___ EXCERPTED RECORDS ___
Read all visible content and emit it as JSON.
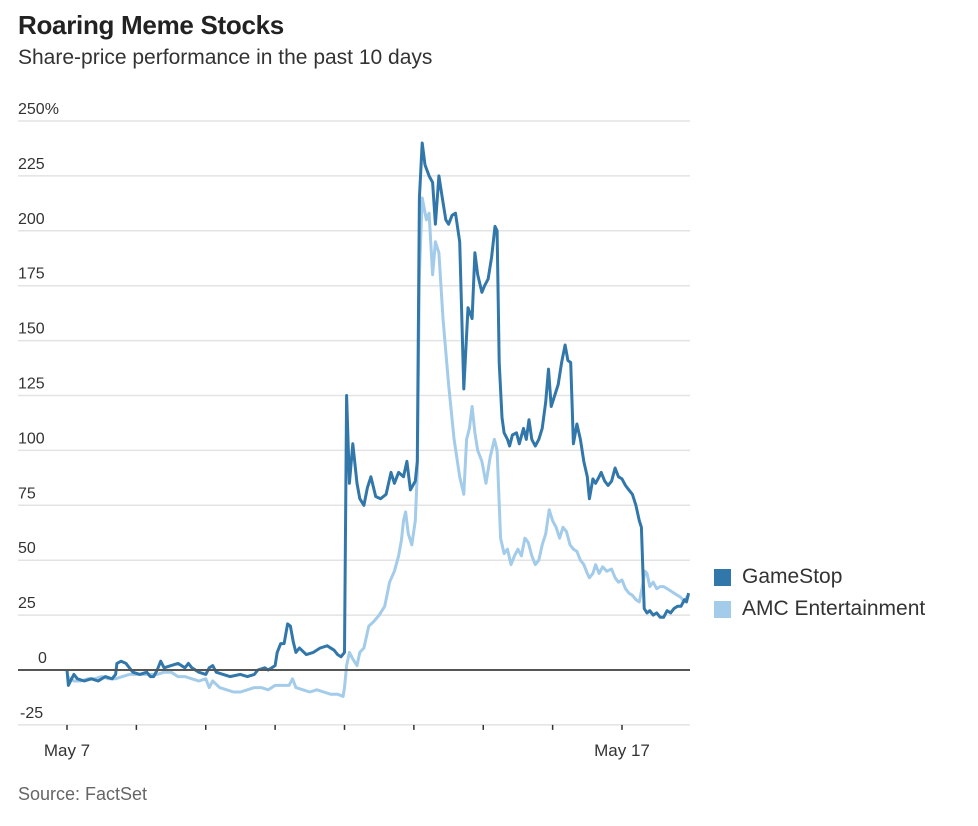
{
  "header": {
    "title": "Roaring Meme Stocks",
    "subtitle": "Share-price performance in the past 10 days"
  },
  "source": "Source: FactSet",
  "colors": {
    "gamestop": "#3277aa",
    "amc": "#a3cbea",
    "zero_line": "#555555",
    "grid": "#e3e3e3"
  },
  "chart_data": {
    "type": "line",
    "title": "Roaring Meme Stocks",
    "subtitle": "Share-price performance in the past 10 days",
    "xlabel": "",
    "ylabel": "",
    "x_unit": "trading days since May 7",
    "ylim": [
      -25,
      250
    ],
    "xlim": [
      0,
      8.97
    ],
    "grid": true,
    "y_ticks": [
      {
        "value": 250,
        "label": "250%"
      },
      {
        "value": 225,
        "label": "225"
      },
      {
        "value": 200,
        "label": "200"
      },
      {
        "value": 175,
        "label": "175"
      },
      {
        "value": 150,
        "label": "150"
      },
      {
        "value": 125,
        "label": "125"
      },
      {
        "value": 100,
        "label": "100"
      },
      {
        "value": 75,
        "label": "75"
      },
      {
        "value": 50,
        "label": "50"
      },
      {
        "value": 25,
        "label": "25"
      },
      {
        "value": 0,
        "label": "0"
      },
      {
        "value": -25,
        "label": "-25"
      }
    ],
    "x_ticks": [
      {
        "value": 0,
        "label": "May 7"
      },
      {
        "value": 1,
        "label": ""
      },
      {
        "value": 2,
        "label": ""
      },
      {
        "value": 3,
        "label": ""
      },
      {
        "value": 4,
        "label": ""
      },
      {
        "value": 5,
        "label": ""
      },
      {
        "value": 6,
        "label": ""
      },
      {
        "value": 7,
        "label": ""
      },
      {
        "value": 8,
        "label": "May 17"
      }
    ],
    "legend_position": "right",
    "series": [
      {
        "name": "GameStop",
        "color": "#3277aa",
        "points": [
          [
            0.0,
            0
          ],
          [
            0.02,
            -7
          ],
          [
            0.05,
            -5
          ],
          [
            0.1,
            -2
          ],
          [
            0.15,
            -4
          ],
          [
            0.25,
            -5
          ],
          [
            0.35,
            -4
          ],
          [
            0.45,
            -5
          ],
          [
            0.55,
            -3
          ],
          [
            0.65,
            -4
          ],
          [
            0.7,
            -2
          ],
          [
            0.72,
            3
          ],
          [
            0.78,
            4
          ],
          [
            0.85,
            3
          ],
          [
            0.9,
            1
          ],
          [
            0.95,
            -1
          ],
          [
            1.05,
            -2
          ],
          [
            1.15,
            -1
          ],
          [
            1.2,
            -3
          ],
          [
            1.25,
            -3
          ],
          [
            1.3,
            0
          ],
          [
            1.35,
            4
          ],
          [
            1.4,
            1
          ],
          [
            1.5,
            2
          ],
          [
            1.6,
            3
          ],
          [
            1.7,
            1
          ],
          [
            1.75,
            3
          ],
          [
            1.8,
            1
          ],
          [
            1.9,
            -1
          ],
          [
            2.0,
            -2
          ],
          [
            2.05,
            1
          ],
          [
            2.1,
            2
          ],
          [
            2.15,
            -1
          ],
          [
            2.25,
            -2
          ],
          [
            2.35,
            -3
          ],
          [
            2.5,
            -2
          ],
          [
            2.6,
            -3
          ],
          [
            2.7,
            -2
          ],
          [
            2.75,
            0
          ],
          [
            2.85,
            1
          ],
          [
            2.9,
            0
          ],
          [
            2.95,
            1
          ],
          [
            3.0,
            2
          ],
          [
            3.03,
            8
          ],
          [
            3.08,
            12
          ],
          [
            3.13,
            12
          ],
          [
            3.18,
            21
          ],
          [
            3.22,
            20
          ],
          [
            3.26,
            13
          ],
          [
            3.3,
            8
          ],
          [
            3.35,
            10
          ],
          [
            3.45,
            7
          ],
          [
            3.55,
            8
          ],
          [
            3.65,
            10
          ],
          [
            3.75,
            11
          ],
          [
            3.85,
            9
          ],
          [
            3.9,
            7
          ],
          [
            3.95,
            6
          ],
          [
            4.0,
            8
          ],
          [
            4.03,
            125
          ],
          [
            4.07,
            85
          ],
          [
            4.12,
            103
          ],
          [
            4.18,
            85
          ],
          [
            4.22,
            78
          ],
          [
            4.28,
            75
          ],
          [
            4.33,
            83
          ],
          [
            4.38,
            88
          ],
          [
            4.45,
            79
          ],
          [
            4.52,
            78
          ],
          [
            4.6,
            80
          ],
          [
            4.67,
            90
          ],
          [
            4.72,
            85
          ],
          [
            4.78,
            90
          ],
          [
            4.85,
            88
          ],
          [
            4.9,
            95
          ],
          [
            4.95,
            82
          ],
          [
            5.02,
            86
          ],
          [
            5.05,
            95
          ],
          [
            5.08,
            215
          ],
          [
            5.12,
            240
          ],
          [
            5.16,
            230
          ],
          [
            5.22,
            225
          ],
          [
            5.27,
            222
          ],
          [
            5.31,
            203
          ],
          [
            5.36,
            225
          ],
          [
            5.41,
            215
          ],
          [
            5.46,
            205
          ],
          [
            5.5,
            203
          ],
          [
            5.55,
            207
          ],
          [
            5.6,
            208
          ],
          [
            5.66,
            195
          ],
          [
            5.72,
            128
          ],
          [
            5.78,
            165
          ],
          [
            5.84,
            160
          ],
          [
            5.88,
            190
          ],
          [
            5.92,
            180
          ],
          [
            5.98,
            172
          ],
          [
            6.02,
            175
          ],
          [
            6.07,
            178
          ],
          [
            6.12,
            188
          ],
          [
            6.17,
            202
          ],
          [
            6.2,
            200
          ],
          [
            6.23,
            140
          ],
          [
            6.27,
            115
          ],
          [
            6.3,
            108
          ],
          [
            6.35,
            105
          ],
          [
            6.38,
            102
          ],
          [
            6.42,
            107
          ],
          [
            6.48,
            108
          ],
          [
            6.52,
            103
          ],
          [
            6.58,
            110
          ],
          [
            6.62,
            105
          ],
          [
            6.66,
            114
          ],
          [
            6.7,
            105
          ],
          [
            6.75,
            102
          ],
          [
            6.8,
            105
          ],
          [
            6.85,
            110
          ],
          [
            6.9,
            122
          ],
          [
            6.94,
            137
          ],
          [
            6.98,
            120
          ],
          [
            7.03,
            125
          ],
          [
            7.08,
            130
          ],
          [
            7.13,
            140
          ],
          [
            7.18,
            148
          ],
          [
            7.22,
            141
          ],
          [
            7.26,
            140
          ],
          [
            7.3,
            103
          ],
          [
            7.35,
            112
          ],
          [
            7.4,
            105
          ],
          [
            7.45,
            95
          ],
          [
            7.5,
            88
          ],
          [
            7.53,
            78
          ],
          [
            7.58,
            87
          ],
          [
            7.62,
            85
          ],
          [
            7.67,
            88
          ],
          [
            7.7,
            90
          ],
          [
            7.75,
            86
          ],
          [
            7.8,
            84
          ],
          [
            7.85,
            86
          ],
          [
            7.9,
            92
          ],
          [
            7.95,
            88
          ],
          [
            8.0,
            87
          ],
          [
            8.05,
            84
          ],
          [
            8.1,
            82
          ],
          [
            8.15,
            80
          ],
          [
            8.2,
            75
          ],
          [
            8.25,
            68
          ],
          [
            8.28,
            65
          ],
          [
            8.32,
            28
          ],
          [
            8.36,
            26
          ],
          [
            8.4,
            27
          ],
          [
            8.45,
            25
          ],
          [
            8.5,
            26
          ],
          [
            8.55,
            24
          ],
          [
            8.6,
            24
          ],
          [
            8.65,
            27
          ],
          [
            8.7,
            26
          ],
          [
            8.75,
            28
          ],
          [
            8.8,
            29
          ],
          [
            8.85,
            29
          ],
          [
            8.9,
            32
          ],
          [
            8.93,
            31
          ],
          [
            8.96,
            35
          ]
        ]
      },
      {
        "name": "AMC Entertainment",
        "color": "#a3cbea",
        "points": [
          [
            0.0,
            -3
          ],
          [
            0.1,
            -5
          ],
          [
            0.2,
            -5
          ],
          [
            0.3,
            -4
          ],
          [
            0.4,
            -4
          ],
          [
            0.5,
            -3
          ],
          [
            0.6,
            -4
          ],
          [
            0.7,
            -4
          ],
          [
            0.8,
            -3
          ],
          [
            0.9,
            -2
          ],
          [
            1.0,
            -2
          ],
          [
            1.1,
            -2
          ],
          [
            1.2,
            -2
          ],
          [
            1.3,
            -2
          ],
          [
            1.4,
            -1
          ],
          [
            1.5,
            -1
          ],
          [
            1.6,
            -3
          ],
          [
            1.7,
            -3
          ],
          [
            1.8,
            -4
          ],
          [
            1.9,
            -5
          ],
          [
            2.0,
            -4
          ],
          [
            2.05,
            -8
          ],
          [
            2.1,
            -5
          ],
          [
            2.2,
            -8
          ],
          [
            2.3,
            -9
          ],
          [
            2.4,
            -10
          ],
          [
            2.5,
            -10
          ],
          [
            2.6,
            -9
          ],
          [
            2.7,
            -8
          ],
          [
            2.8,
            -8
          ],
          [
            2.9,
            -9
          ],
          [
            3.0,
            -7
          ],
          [
            3.1,
            -7
          ],
          [
            3.2,
            -7
          ],
          [
            3.25,
            -4
          ],
          [
            3.3,
            -8
          ],
          [
            3.4,
            -9
          ],
          [
            3.5,
            -10
          ],
          [
            3.6,
            -9
          ],
          [
            3.7,
            -10
          ],
          [
            3.8,
            -11
          ],
          [
            3.9,
            -11
          ],
          [
            3.98,
            -12
          ],
          [
            4.0,
            -8
          ],
          [
            4.03,
            2
          ],
          [
            4.07,
            8
          ],
          [
            4.12,
            5
          ],
          [
            4.18,
            2
          ],
          [
            4.22,
            8
          ],
          [
            4.28,
            10
          ],
          [
            4.35,
            20
          ],
          [
            4.42,
            22
          ],
          [
            4.5,
            25
          ],
          [
            4.58,
            29
          ],
          [
            4.65,
            40
          ],
          [
            4.72,
            45
          ],
          [
            4.78,
            52
          ],
          [
            4.82,
            59
          ],
          [
            4.85,
            68
          ],
          [
            4.88,
            72
          ],
          [
            4.92,
            62
          ],
          [
            4.97,
            57
          ],
          [
            5.02,
            68
          ],
          [
            5.05,
            90
          ],
          [
            5.08,
            180
          ],
          [
            5.12,
            215
          ],
          [
            5.18,
            205
          ],
          [
            5.22,
            208
          ],
          [
            5.27,
            180
          ],
          [
            5.31,
            195
          ],
          [
            5.36,
            190
          ],
          [
            5.42,
            160
          ],
          [
            5.5,
            130
          ],
          [
            5.58,
            105
          ],
          [
            5.66,
            88
          ],
          [
            5.72,
            80
          ],
          [
            5.76,
            105
          ],
          [
            5.8,
            110
          ],
          [
            5.84,
            120
          ],
          [
            5.88,
            108
          ],
          [
            5.92,
            100
          ],
          [
            5.98,
            95
          ],
          [
            6.04,
            85
          ],
          [
            6.1,
            97
          ],
          [
            6.16,
            105
          ],
          [
            6.2,
            100
          ],
          [
            6.25,
            60
          ],
          [
            6.3,
            53
          ],
          [
            6.35,
            55
          ],
          [
            6.4,
            48
          ],
          [
            6.45,
            52
          ],
          [
            6.5,
            55
          ],
          [
            6.55,
            52
          ],
          [
            6.6,
            60
          ],
          [
            6.65,
            58
          ],
          [
            6.7,
            52
          ],
          [
            6.75,
            48
          ],
          [
            6.8,
            50
          ],
          [
            6.85,
            57
          ],
          [
            6.9,
            62
          ],
          [
            6.95,
            73
          ],
          [
            7.0,
            68
          ],
          [
            7.05,
            65
          ],
          [
            7.1,
            60
          ],
          [
            7.15,
            65
          ],
          [
            7.2,
            63
          ],
          [
            7.25,
            57
          ],
          [
            7.3,
            55
          ],
          [
            7.35,
            54
          ],
          [
            7.4,
            50
          ],
          [
            7.45,
            48
          ],
          [
            7.5,
            44
          ],
          [
            7.53,
            42
          ],
          [
            7.58,
            44
          ],
          [
            7.62,
            48
          ],
          [
            7.67,
            44
          ],
          [
            7.72,
            47
          ],
          [
            7.78,
            45
          ],
          [
            7.85,
            46
          ],
          [
            7.9,
            42
          ],
          [
            7.95,
            40
          ],
          [
            8.0,
            41
          ],
          [
            8.05,
            37
          ],
          [
            8.1,
            35
          ],
          [
            8.15,
            34
          ],
          [
            8.2,
            32
          ],
          [
            8.25,
            31
          ],
          [
            8.3,
            39
          ],
          [
            8.33,
            45
          ],
          [
            8.36,
            44
          ],
          [
            8.4,
            38
          ],
          [
            8.45,
            40
          ],
          [
            8.5,
            37
          ],
          [
            8.55,
            38
          ],
          [
            8.6,
            38
          ],
          [
            8.65,
            37
          ],
          [
            8.7,
            36
          ],
          [
            8.75,
            35
          ],
          [
            8.8,
            34
          ],
          [
            8.85,
            33
          ],
          [
            8.9,
            31
          ],
          [
            8.93,
            33
          ],
          [
            8.96,
            34
          ]
        ]
      }
    ]
  }
}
___
▸ **WRITTEN EXERCISE**
Only lines holding the string "performance" are wanted; gather each one from the entries above.

▸ **EXERCISE RESULT**
    "subtitle": "Share-price performance in the past 10 days"
    "subtitle": "Share-price performance in the past 10 days",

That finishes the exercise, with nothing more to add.